Copy each line of the records that holds the string "JSON".
************
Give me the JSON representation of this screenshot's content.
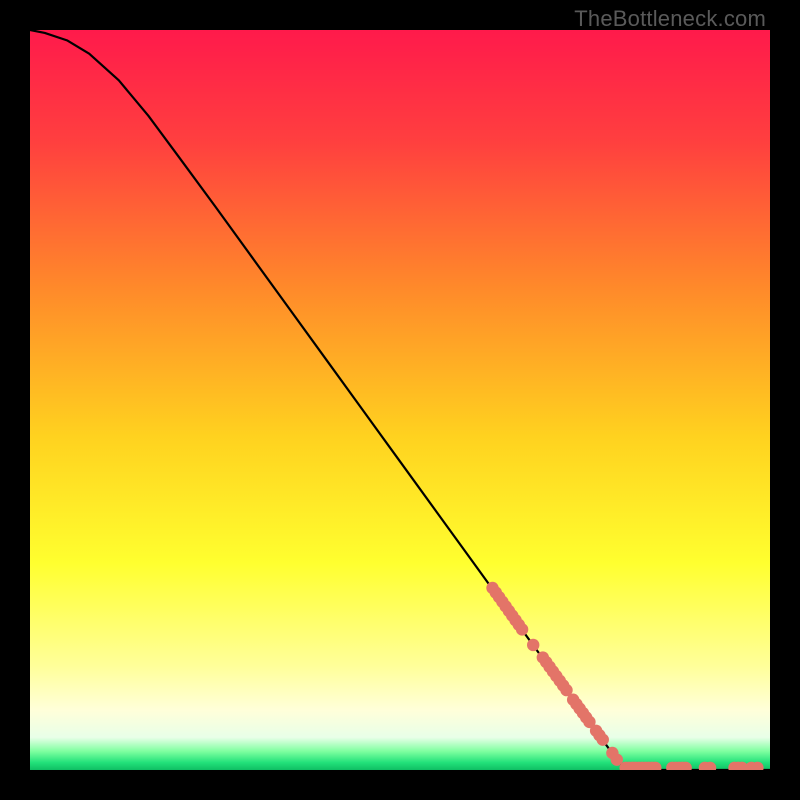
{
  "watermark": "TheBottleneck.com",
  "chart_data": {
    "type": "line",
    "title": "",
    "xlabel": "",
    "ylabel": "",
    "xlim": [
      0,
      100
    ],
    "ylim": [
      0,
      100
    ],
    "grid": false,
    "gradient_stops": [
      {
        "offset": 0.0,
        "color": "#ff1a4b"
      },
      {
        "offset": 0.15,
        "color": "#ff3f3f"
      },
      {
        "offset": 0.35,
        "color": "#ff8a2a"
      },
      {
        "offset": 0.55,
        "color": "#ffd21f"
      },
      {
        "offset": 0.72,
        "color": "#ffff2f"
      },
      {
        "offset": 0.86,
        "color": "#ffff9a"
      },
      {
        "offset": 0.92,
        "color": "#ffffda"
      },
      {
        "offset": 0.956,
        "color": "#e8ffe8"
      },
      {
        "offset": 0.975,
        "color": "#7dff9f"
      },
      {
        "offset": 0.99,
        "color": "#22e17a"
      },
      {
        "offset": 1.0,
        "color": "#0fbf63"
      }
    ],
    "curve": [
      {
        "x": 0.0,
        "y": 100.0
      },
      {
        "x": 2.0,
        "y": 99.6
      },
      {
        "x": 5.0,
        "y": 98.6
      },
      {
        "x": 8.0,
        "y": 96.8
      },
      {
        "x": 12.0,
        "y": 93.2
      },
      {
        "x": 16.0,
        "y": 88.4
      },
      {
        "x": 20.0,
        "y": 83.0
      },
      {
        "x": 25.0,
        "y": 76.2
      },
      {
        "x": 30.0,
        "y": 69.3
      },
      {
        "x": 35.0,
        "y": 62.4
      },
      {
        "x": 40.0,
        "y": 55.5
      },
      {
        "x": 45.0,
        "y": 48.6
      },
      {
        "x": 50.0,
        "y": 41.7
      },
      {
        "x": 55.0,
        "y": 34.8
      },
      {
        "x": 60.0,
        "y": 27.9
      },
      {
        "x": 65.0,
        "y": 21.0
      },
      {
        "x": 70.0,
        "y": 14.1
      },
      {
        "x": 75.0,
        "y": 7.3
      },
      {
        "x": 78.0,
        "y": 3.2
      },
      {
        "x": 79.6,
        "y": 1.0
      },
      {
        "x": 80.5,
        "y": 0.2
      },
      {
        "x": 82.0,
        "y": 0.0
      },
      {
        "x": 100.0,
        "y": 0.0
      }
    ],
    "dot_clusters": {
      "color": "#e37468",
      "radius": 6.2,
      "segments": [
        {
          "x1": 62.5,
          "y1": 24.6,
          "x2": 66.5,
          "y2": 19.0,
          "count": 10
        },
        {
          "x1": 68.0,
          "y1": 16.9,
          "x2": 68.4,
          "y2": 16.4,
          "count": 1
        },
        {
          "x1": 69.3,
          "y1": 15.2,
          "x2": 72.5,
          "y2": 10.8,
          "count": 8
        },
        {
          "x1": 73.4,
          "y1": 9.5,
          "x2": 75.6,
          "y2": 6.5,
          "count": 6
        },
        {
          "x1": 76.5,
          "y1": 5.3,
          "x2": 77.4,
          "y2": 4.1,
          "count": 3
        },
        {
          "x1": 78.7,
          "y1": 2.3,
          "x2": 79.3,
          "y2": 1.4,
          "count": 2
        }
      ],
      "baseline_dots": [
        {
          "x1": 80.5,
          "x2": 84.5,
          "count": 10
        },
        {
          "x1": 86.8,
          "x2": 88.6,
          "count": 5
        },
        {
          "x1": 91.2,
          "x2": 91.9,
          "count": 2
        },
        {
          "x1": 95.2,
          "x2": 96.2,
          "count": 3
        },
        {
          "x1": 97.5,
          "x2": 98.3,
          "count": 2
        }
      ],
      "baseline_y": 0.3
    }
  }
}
************
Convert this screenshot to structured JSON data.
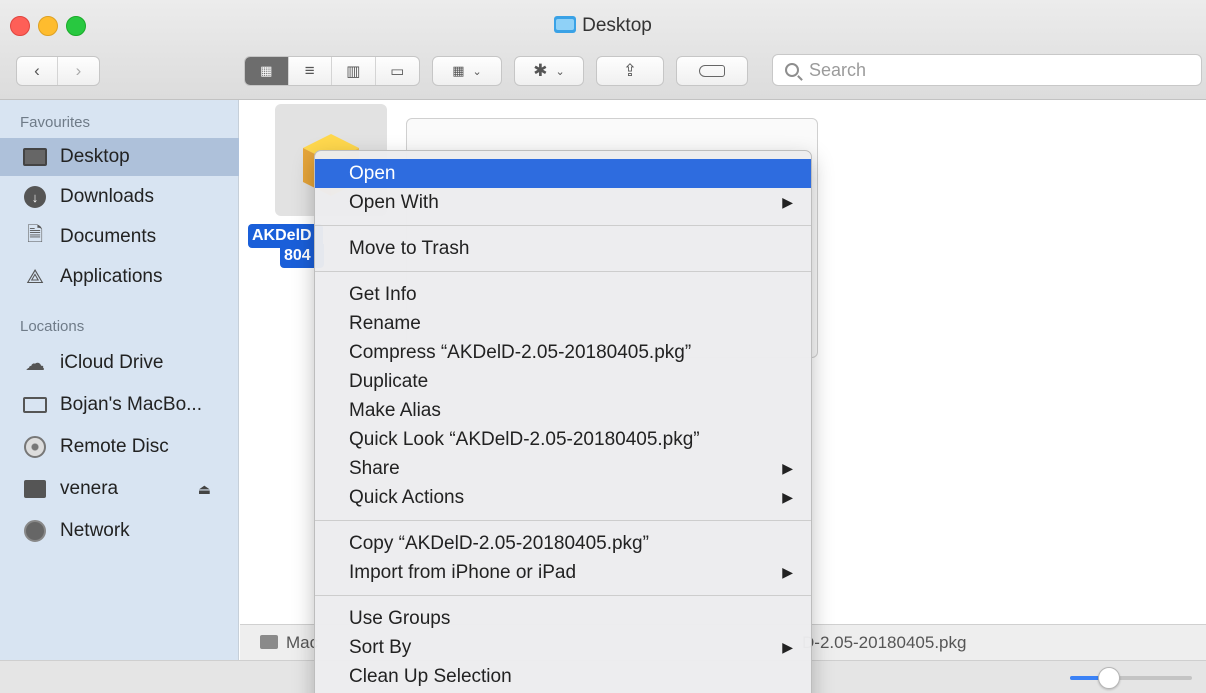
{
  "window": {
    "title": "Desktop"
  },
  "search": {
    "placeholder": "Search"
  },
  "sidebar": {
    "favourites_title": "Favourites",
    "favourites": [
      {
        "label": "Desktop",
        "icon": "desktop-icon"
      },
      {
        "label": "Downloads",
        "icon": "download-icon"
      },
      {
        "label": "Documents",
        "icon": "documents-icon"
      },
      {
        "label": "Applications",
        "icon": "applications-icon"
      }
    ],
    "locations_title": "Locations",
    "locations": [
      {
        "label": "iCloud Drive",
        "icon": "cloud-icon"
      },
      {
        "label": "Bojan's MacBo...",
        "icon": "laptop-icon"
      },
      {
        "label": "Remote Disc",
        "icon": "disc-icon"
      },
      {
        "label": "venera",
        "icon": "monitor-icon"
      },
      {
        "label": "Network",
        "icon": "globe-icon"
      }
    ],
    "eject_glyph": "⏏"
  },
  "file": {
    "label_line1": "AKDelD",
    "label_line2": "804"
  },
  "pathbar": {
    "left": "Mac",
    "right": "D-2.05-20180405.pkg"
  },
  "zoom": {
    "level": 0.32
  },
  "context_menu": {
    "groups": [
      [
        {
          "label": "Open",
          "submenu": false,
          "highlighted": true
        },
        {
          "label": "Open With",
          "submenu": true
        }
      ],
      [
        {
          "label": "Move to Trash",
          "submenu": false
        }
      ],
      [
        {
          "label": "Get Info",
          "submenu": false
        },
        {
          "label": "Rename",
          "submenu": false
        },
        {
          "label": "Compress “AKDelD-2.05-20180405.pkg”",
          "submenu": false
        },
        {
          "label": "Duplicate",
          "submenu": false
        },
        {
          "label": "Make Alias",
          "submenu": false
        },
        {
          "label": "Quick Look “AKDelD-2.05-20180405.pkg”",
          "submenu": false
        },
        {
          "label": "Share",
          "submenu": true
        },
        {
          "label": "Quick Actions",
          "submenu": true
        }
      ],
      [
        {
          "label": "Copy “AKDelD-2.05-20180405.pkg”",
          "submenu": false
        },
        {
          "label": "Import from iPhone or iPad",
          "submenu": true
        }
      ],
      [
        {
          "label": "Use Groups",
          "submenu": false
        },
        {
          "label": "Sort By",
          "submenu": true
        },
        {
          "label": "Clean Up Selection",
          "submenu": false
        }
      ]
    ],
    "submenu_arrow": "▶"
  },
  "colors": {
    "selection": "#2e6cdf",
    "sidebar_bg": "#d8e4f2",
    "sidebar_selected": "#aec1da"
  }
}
************
▸ Problem solution:
Give me the JSON representation of this screenshot's content.
Convert this screenshot to structured JSON data.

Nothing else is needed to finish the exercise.